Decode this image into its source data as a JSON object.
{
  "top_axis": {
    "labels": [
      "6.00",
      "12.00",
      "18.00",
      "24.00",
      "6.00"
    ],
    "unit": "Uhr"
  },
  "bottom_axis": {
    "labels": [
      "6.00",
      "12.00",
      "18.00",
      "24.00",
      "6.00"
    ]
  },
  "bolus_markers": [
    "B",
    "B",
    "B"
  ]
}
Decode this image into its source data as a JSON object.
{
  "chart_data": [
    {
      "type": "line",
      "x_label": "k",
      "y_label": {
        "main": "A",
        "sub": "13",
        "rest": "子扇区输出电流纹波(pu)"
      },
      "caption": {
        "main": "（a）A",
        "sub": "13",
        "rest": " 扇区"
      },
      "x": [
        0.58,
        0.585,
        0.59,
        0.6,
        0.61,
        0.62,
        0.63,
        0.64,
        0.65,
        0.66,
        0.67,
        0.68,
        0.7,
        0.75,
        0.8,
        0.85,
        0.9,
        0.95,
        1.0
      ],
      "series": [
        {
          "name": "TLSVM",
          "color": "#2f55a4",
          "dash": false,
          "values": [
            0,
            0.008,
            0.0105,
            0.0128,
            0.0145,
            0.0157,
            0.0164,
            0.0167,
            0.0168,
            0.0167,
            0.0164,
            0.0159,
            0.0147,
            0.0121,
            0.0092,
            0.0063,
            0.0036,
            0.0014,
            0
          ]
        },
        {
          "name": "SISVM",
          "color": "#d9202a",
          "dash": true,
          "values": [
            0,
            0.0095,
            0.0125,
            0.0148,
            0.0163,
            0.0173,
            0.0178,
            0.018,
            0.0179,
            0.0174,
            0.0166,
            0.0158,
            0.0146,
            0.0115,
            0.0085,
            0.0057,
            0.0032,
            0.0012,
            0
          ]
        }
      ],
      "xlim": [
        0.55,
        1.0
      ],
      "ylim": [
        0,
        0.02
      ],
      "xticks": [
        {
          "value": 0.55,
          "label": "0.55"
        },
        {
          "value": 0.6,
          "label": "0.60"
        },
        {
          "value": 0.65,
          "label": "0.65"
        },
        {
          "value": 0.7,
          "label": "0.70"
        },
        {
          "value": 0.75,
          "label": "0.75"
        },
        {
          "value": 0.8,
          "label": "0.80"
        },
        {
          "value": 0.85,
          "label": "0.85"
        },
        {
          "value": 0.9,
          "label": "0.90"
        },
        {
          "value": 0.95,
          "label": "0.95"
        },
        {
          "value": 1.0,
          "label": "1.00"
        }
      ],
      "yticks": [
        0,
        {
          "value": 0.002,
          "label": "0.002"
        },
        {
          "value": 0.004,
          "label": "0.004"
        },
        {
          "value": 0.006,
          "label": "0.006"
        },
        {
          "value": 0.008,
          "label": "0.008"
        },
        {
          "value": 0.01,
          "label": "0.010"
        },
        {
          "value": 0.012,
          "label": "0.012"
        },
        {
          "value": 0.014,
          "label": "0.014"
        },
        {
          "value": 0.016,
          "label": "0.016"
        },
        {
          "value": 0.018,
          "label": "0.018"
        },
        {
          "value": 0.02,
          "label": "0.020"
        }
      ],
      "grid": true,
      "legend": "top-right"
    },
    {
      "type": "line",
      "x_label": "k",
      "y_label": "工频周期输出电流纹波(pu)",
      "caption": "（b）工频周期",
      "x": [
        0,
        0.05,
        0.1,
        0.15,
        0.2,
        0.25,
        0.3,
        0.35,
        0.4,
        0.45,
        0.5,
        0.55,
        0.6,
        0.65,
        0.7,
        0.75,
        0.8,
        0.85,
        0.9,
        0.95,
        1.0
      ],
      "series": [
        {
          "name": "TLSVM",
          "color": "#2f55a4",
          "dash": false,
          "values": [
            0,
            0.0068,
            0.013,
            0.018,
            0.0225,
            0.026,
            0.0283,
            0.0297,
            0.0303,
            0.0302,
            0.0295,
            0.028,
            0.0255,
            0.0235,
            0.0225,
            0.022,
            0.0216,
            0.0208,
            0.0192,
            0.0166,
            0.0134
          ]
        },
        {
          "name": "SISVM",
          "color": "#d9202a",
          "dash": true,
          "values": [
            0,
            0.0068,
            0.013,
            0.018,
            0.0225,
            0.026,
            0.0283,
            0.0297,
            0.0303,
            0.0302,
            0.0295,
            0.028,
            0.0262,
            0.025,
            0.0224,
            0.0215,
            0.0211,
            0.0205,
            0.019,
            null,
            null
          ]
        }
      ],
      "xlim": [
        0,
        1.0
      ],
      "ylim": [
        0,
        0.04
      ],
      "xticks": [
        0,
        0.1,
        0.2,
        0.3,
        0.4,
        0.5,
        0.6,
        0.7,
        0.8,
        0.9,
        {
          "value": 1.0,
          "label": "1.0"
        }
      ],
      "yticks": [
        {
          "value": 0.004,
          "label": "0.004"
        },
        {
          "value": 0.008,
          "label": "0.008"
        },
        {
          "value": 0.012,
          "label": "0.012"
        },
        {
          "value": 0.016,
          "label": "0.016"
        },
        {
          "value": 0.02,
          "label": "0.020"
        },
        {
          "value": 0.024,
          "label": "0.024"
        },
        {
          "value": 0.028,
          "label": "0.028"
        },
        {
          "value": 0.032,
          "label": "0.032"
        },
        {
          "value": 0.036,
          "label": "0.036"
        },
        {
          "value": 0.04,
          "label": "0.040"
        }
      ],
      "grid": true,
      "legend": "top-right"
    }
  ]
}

▬▬▬▬▬▬

Written problem
Set all of the entries down again, exactly as they were given.

Reply
Decode this image into its source data as a JSON object.
{
  "top_axis": {
    "labels": [
      "6.00",
      "12.00",
      "18.00",
      "24.00",
      "6.00"
    ],
    "unit": "Uhr"
  },
  "bottom_axis": {
    "labels": [
      "6.00",
      "12.00",
      "18.00",
      "24.00",
      "6.00"
    ]
  },
  "bolus_markers": [
    "B",
    "B",
    "B"
  ]
}
Decode this image into its source data as a JSON object.
{
  "chart_data": [
    {
      "type": "line",
      "x_label": "k",
      "y_label": {
        "main": "A",
        "sub": "13",
        "rest": "子扇区输出电流纹波(pu)"
      },
      "caption": {
        "main": "（a）A",
        "sub": "13",
        "rest": " 扇区"
      },
      "x": [
        0.58,
        0.585,
        0.59,
        0.6,
        0.61,
        0.62,
        0.63,
        0.64,
        0.65,
        0.66,
        0.67,
        0.68,
        0.7,
        0.75,
        0.8,
        0.85,
        0.9,
        0.95,
        1.0
      ],
      "series": [
        {
          "name": "TLSVM",
          "color": "#2f55a4",
          "dash": false,
          "values": [
            0,
            0.008,
            0.0105,
            0.0128,
            0.0145,
            0.0157,
            0.0164,
            0.0167,
            0.0168,
            0.0167,
            0.0164,
            0.0159,
            0.0147,
            0.0121,
            0.0092,
            0.0063,
            0.0036,
            0.0014,
            0
          ]
        },
        {
          "name": "SISVM",
          "color": "#d9202a",
          "dash": true,
          "values": [
            0,
            0.0095,
            0.0125,
            0.0148,
            0.0163,
            0.0173,
            0.0178,
            0.018,
            0.0179,
            0.0174,
            0.0166,
            0.0158,
            0.0146,
            0.0115,
            0.0085,
            0.0057,
            0.0032,
            0.0012,
            0
          ]
        }
      ],
      "xlim": [
        0.55,
        1.0
      ],
      "ylim": [
        0,
        0.02
      ],
      "xticks": [
        {
          "value": 0.55,
          "label": "0.55"
        },
        {
          "value": 0.6,
          "label": "0.60"
        },
        {
          "value": 0.65,
          "label": "0.65"
        },
        {
          "value": 0.7,
          "label": "0.70"
        },
        {
          "value": 0.75,
          "label": "0.75"
        },
        {
          "value": 0.8,
          "label": "0.80"
        },
        {
          "value": 0.85,
          "label": "0.85"
        },
        {
          "value": 0.9,
          "label": "0.90"
        },
        {
          "value": 0.95,
          "label": "0.95"
        },
        {
          "value": 1.0,
          "label": "1.00"
        }
      ],
      "yticks": [
        0,
        {
          "value": 0.002,
          "label": "0.002"
        },
        {
          "value": 0.004,
          "label": "0.004"
        },
        {
          "value": 0.006,
          "label": "0.006"
        },
        {
          "value": 0.008,
          "label": "0.008"
        },
        {
          "value": 0.01,
          "label": "0.010"
        },
        {
          "value": 0.012,
          "label": "0.012"
        },
        {
          "value": 0.014,
          "label": "0.014"
        },
        {
          "value": 0.016,
          "label": "0.016"
        },
        {
          "value": 0.018,
          "label": "0.018"
        },
        {
          "value": 0.02,
          "label": "0.020"
        }
      ],
      "grid": true,
      "legend": "top-right"
    },
    {
      "type": "line",
      "x_label": "k",
      "y_label": "工频周期输出电流纹波(pu)",
      "caption": "（b）工频周期",
      "x": [
        0,
        0.05,
        0.1,
        0.15,
        0.2,
        0.25,
        0.3,
        0.35,
        0.4,
        0.45,
        0.5,
        0.55,
        0.6,
        0.65,
        0.7,
        0.75,
        0.8,
        0.85,
        0.9,
        0.95,
        1.0
      ],
      "series": [
        {
          "name": "TLSVM",
          "color": "#2f55a4",
          "dash": false,
          "values": [
            0,
            0.0068,
            0.013,
            0.018,
            0.0225,
            0.026,
            0.0283,
            0.0297,
            0.0303,
            0.0302,
            0.0295,
            0.028,
            0.0255,
            0.0235,
            0.0225,
            0.022,
            0.0216,
            0.0208,
            0.0192,
            0.0166,
            0.0134
          ]
        },
        {
          "name": "SISVM",
          "color": "#d9202a",
          "dash": true,
          "values": [
            0,
            0.0068,
            0.013,
            0.018,
            0.0225,
            0.026,
            0.0283,
            0.0297,
            0.0303,
            0.0302,
            0.0295,
            0.028,
            0.0262,
            0.025,
            0.0224,
            0.0215,
            0.0211,
            0.0205,
            0.019,
            null,
            null
          ]
        }
      ],
      "xlim": [
        0,
        1.0
      ],
      "ylim": [
        0,
        0.04
      ],
      "xticks": [
        0,
        0.1,
        0.2,
        0.3,
        0.4,
        0.5,
        0.6,
        0.7,
        0.8,
        0.9,
        {
          "value": 1.0,
          "label": "1.0"
        }
      ],
      "yticks": [
        {
          "value": 0.004,
          "label": "0.004"
        },
        {
          "value": 0.008,
          "label": "0.008"
        },
        {
          "value": 0.012,
          "label": "0.012"
        },
        {
          "value": 0.016,
          "label": "0.016"
        },
        {
          "value": 0.02,
          "label": "0.020"
        },
        {
          "value": 0.024,
          "label": "0.024"
        },
        {
          "value": 0.028,
          "label": "0.028"
        },
        {
          "value": 0.032,
          "label": "0.032"
        },
        {
          "value": 0.036,
          "label": "0.036"
        },
        {
          "value": 0.04,
          "label": "0.040"
        }
      ],
      "grid": true,
      "legend": "top-right"
    }
  ]
}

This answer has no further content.